Dataset records on visual material:
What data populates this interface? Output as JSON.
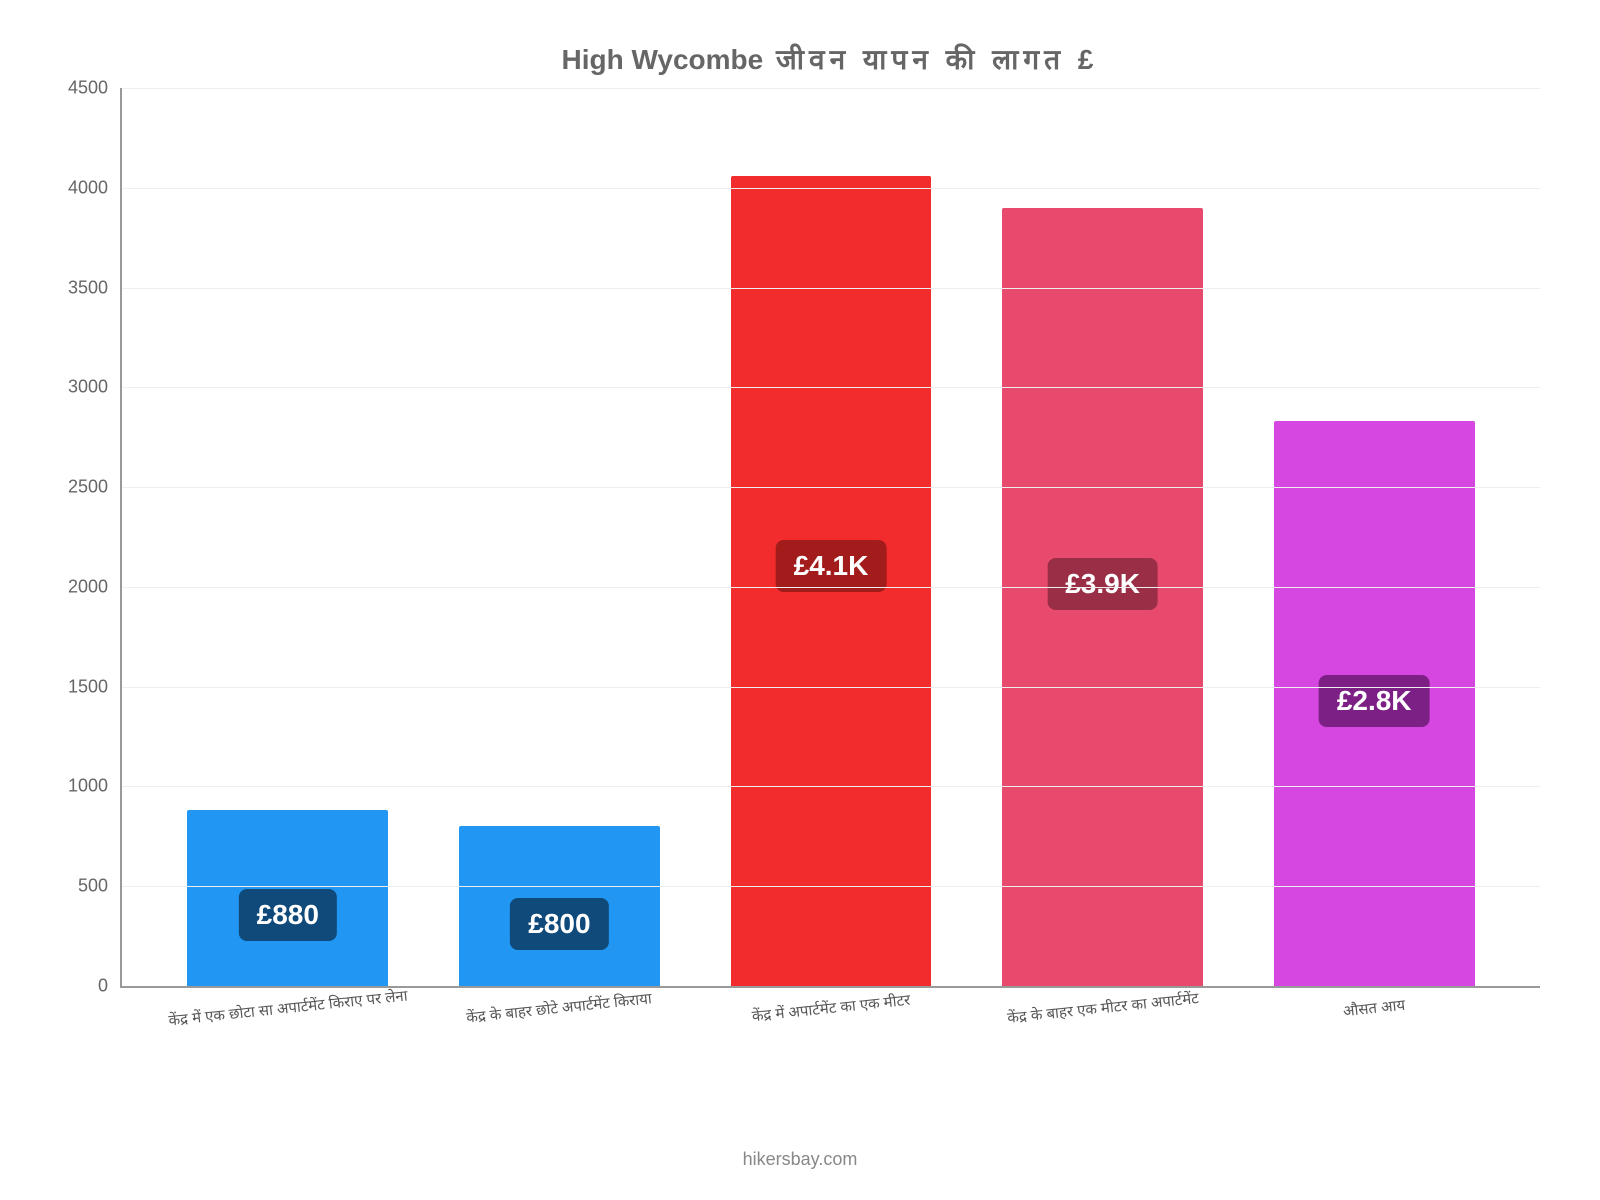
{
  "chart": {
    "type": "bar",
    "title_prefix": "High Wycombe",
    "title_rest": "जीवन   यापन   की   लागत   £",
    "title_fontsize": 28,
    "title_color": "#666666",
    "background_color": "#ffffff",
    "grid_color": "#eeeeee",
    "axis_color": "#999999",
    "ylim_min": 0,
    "ylim_max": 4500,
    "ytick_step": 500,
    "yticks": [
      "0",
      "500",
      "1000",
      "1500",
      "2000",
      "2500",
      "3000",
      "3500",
      "4000",
      "4500"
    ],
    "tick_fontsize": 18,
    "tick_color": "#666666",
    "xlabel_fontsize": 15,
    "xlabel_color": "#555555",
    "xlabel_rotate_deg": -6,
    "bar_width_pct": 74,
    "value_badge_fontsize": 28,
    "value_badge_radius": 8,
    "attribution": "hikersbay.com",
    "attribution_color": "#888888",
    "attribution_fontsize": 18,
    "bars": [
      {
        "category": "केंद्र में एक छोटा सा अपार्टमेंट किराए पर लेना",
        "value": 880,
        "value_label": "£880",
        "bar_color": "#2196f3",
        "badge_bg": "#0f4a7a",
        "badge_text": "#ffffff"
      },
      {
        "category": "केंद्र के बाहर छोटे अपार्टमेंट किराया",
        "value": 800,
        "value_label": "£800",
        "bar_color": "#2196f3",
        "badge_bg": "#0f4a7a",
        "badge_text": "#ffffff"
      },
      {
        "category": "केंद्र में अपार्टमेंट का एक मीटर",
        "value": 4060,
        "value_label": "£4.1K",
        "bar_color": "#f22c2c",
        "badge_bg": "#a31c1c",
        "badge_text": "#ffffff"
      },
      {
        "category": "केंद्र के बाहर एक मीटर का अपार्टमेंट",
        "value": 3900,
        "value_label": "£3.9K",
        "bar_color": "#e84a6d",
        "badge_bg": "#9b2e47",
        "badge_text": "#ffffff"
      },
      {
        "category": "औसत आय",
        "value": 2830,
        "value_label": "£2.8K",
        "bar_color": "#d646e0",
        "badge_bg": "#7d2085",
        "badge_text": "#ffffff"
      }
    ]
  }
}
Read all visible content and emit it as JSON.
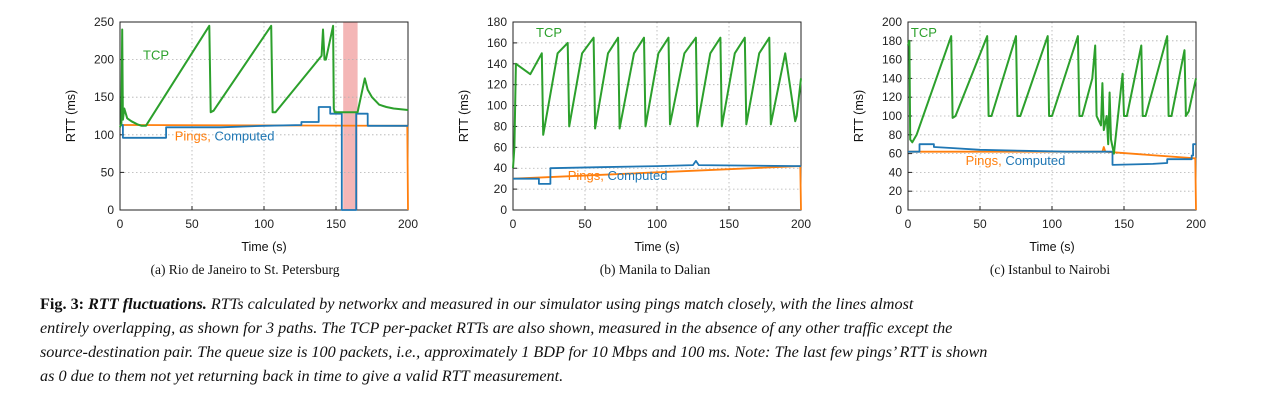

WHAT TO DO
Copy the records above exactly. The pictures are not part of the copy.

THE SOLUTION
What data populates this interface? Output as JSON.
{
  "chart": {
    "type": "bar",
    "title_prefix": "High Wycombe",
    "title_rest": "जीवन   यापन   की   लागत   £",
    "title_fontsize": 28,
    "title_color": "#666666",
    "background_color": "#ffffff",
    "grid_color": "#eeeeee",
    "axis_color": "#999999",
    "ylim_min": 0,
    "ylim_max": 4500,
    "ytick_step": 500,
    "yticks": [
      "0",
      "500",
      "1000",
      "1500",
      "2000",
      "2500",
      "3000",
      "3500",
      "4000",
      "4500"
    ],
    "tick_fontsize": 18,
    "tick_color": "#666666",
    "xlabel_fontsize": 15,
    "xlabel_color": "#555555",
    "xlabel_rotate_deg": -6,
    "bar_width_pct": 74,
    "value_badge_fontsize": 28,
    "value_badge_radius": 8,
    "attribution": "hikersbay.com",
    "attribution_color": "#888888",
    "attribution_fontsize": 18,
    "bars": [
      {
        "category": "केंद्र में एक छोटा सा अपार्टमेंट किराए पर लेना",
        "value": 880,
        "value_label": "£880",
        "bar_color": "#2196f3",
        "badge_bg": "#0f4a7a",
        "badge_text": "#ffffff"
      },
      {
        "category": "केंद्र के बाहर छोटे अपार्टमेंट किराया",
        "value": 800,
        "value_label": "£800",
        "bar_color": "#2196f3",
        "badge_bg": "#0f4a7a",
        "badge_text": "#ffffff"
      },
      {
        "category": "केंद्र में अपार्टमेंट का एक मीटर",
        "value": 4060,
        "value_label": "£4.1K",
        "bar_color": "#f22c2c",
        "badge_bg": "#a31c1c",
        "badge_text": "#ffffff"
      },
      {
        "category": "केंद्र के बाहर एक मीटर का अपार्टमेंट",
        "value": 3900,
        "value_label": "£3.9K",
        "bar_color": "#e84a6d",
        "badge_bg": "#9b2e47",
        "badge_text": "#ffffff"
      },
      {
        "category": "औसत आय",
        "value": 2830,
        "value_label": "£2.8K",
        "bar_color": "#d646e0",
        "badge_bg": "#7d2085",
        "badge_text": "#ffffff"
      }
    ]
  }
}
Read all visible content and emit it as JSON.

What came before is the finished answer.